◆ **Exercise objective**
From the entries below, count every line that contains the word "consumer". Please give the number and nothing else.

◆ **Stored dataset items**
========
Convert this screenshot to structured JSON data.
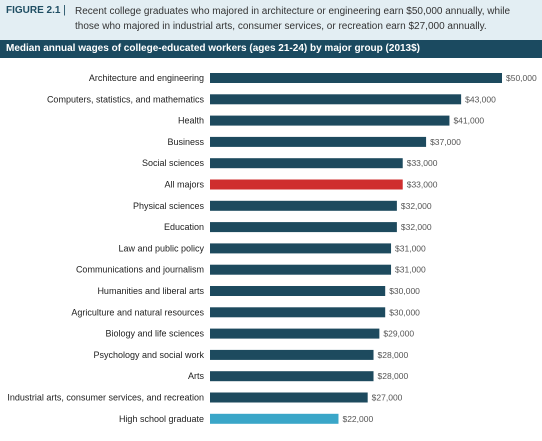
{
  "caption": {
    "figure_label": "FIGURE 2.1",
    "separator": "|",
    "text": "Recent college graduates who majored in architecture or engineering earn $50,000 annually, while those who majored in industrial arts, consumer services, or recreation earn $27,000 annually."
  },
  "chart_data": {
    "type": "bar",
    "orientation": "horizontal",
    "title": "Median annual wages of college-educated workers (ages 21-24) by major group (2013$)",
    "categories": [
      "Architecture and engineering",
      "Computers, statistics, and mathematics",
      "Health",
      "Business",
      "Social sciences",
      "All majors",
      "Physical sciences",
      "Education",
      "Law and public policy",
      "Communications and journalism",
      "Humanities and liberal arts",
      "Agriculture and natural resources",
      "Biology and life sciences",
      "Psychology and social work",
      "Arts",
      "Industrial arts, consumer services, and recreation",
      "High school graduate"
    ],
    "values": [
      50000,
      43000,
      41000,
      37000,
      33000,
      33000,
      32000,
      32000,
      31000,
      31000,
      30000,
      30000,
      29000,
      28000,
      28000,
      27000,
      22000
    ],
    "value_labels": [
      "$50,000",
      "$43,000",
      "$41,000",
      "$37,000",
      "$33,000",
      "$33,000",
      "$32,000",
      "$32,000",
      "$31,000",
      "$31,000",
      "$30,000",
      "$30,000",
      "$29,000",
      "$28,000",
      "$28,000",
      "$27,000",
      "$22,000"
    ],
    "bar_colors": [
      "#1d4a5e",
      "#1d4a5e",
      "#1d4a5e",
      "#1d4a5e",
      "#1d4a5e",
      "#cf2e2e",
      "#1d4a5e",
      "#1d4a5e",
      "#1d4a5e",
      "#1d4a5e",
      "#1d4a5e",
      "#1d4a5e",
      "#1d4a5e",
      "#1d4a5e",
      "#1d4a5e",
      "#1d4a5e",
      "#3aa6c8"
    ],
    "xlim": [
      0,
      50000
    ],
    "grid": false,
    "legend": "none"
  },
  "colors": {
    "caption_background": "#e3eef3",
    "title_bar": "#1b4a60",
    "bar_default": "#1d4a5e",
    "bar_highlight": "#cf2e2e",
    "bar_comparison": "#3aa6c8"
  }
}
========
◆ **Completed exercise**
2